Below are the records; collect from them each line containing the string "icon".

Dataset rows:
────────

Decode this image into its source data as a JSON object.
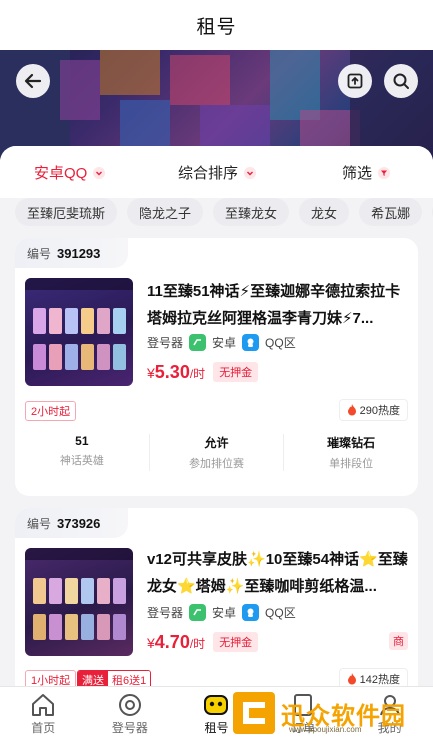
{
  "header": {
    "title": "租号"
  },
  "filters": {
    "platform": "安卓QQ",
    "sort": "综合排序",
    "filter": "筛选"
  },
  "chips": [
    "至臻厄斐琉斯",
    "隐龙之子",
    "至臻龙女",
    "龙女",
    "希瓦娜",
    "至臻"
  ],
  "listings": [
    {
      "id_label": "编号",
      "id": "391293",
      "title": "11至臻51神话⚡至臻迦娜辛德拉索拉卡塔姆拉克丝阿狸格温李青刀妹⚡7...",
      "login_label": "登号器",
      "os_label": "安卓",
      "zone_label": "QQ区",
      "price_prefix": "¥",
      "price": "5.30",
      "price_unit": "/时",
      "deposit_tag": "无押金",
      "time_tag": "2小时起",
      "heat": "290热度",
      "stats": [
        {
          "value": "51",
          "label": "神话英雄"
        },
        {
          "value": "允许",
          "label": "参加排位赛"
        },
        {
          "value": "璀璨钻石",
          "label": "单排段位"
        }
      ]
    },
    {
      "id_label": "编号",
      "id": "373926",
      "title": "v12可共享皮肤✨10至臻54神话⭐至臻龙女⭐塔姆✨至臻咖啡剪纸格温...",
      "login_label": "登号器",
      "os_label": "安卓",
      "zone_label": "QQ区",
      "price_prefix": "¥",
      "price": "4.70",
      "price_unit": "/时",
      "deposit_tag": "无押金",
      "side_tag": "商",
      "time_tag": "1小时起",
      "promo_tag_a": "满送",
      "promo_tag_b": "租6送1",
      "heat": "142热度"
    }
  ],
  "tabbar": {
    "items": [
      {
        "label": "首页",
        "icon": "home-icon"
      },
      {
        "label": "登号器",
        "icon": "login-tool-icon"
      },
      {
        "label": "租号",
        "icon": "gamepad-icon"
      },
      {
        "label": "订单",
        "icon": "order-icon"
      },
      {
        "label": "我的",
        "icon": "profile-icon"
      }
    ]
  },
  "watermark": {
    "text": "迅众软件园",
    "url": "www.apoujixian.com"
  },
  "colors": {
    "accent": "#e8203a",
    "wechat_green": "#3cc26e",
    "qq_blue": "#1e9bf0"
  }
}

────────

Response.
        "icon": "home-icon"
        "icon": "login-tool-icon"
        "icon": "gamepad-icon"
        "icon": "order-icon"
        "icon": "profile-icon"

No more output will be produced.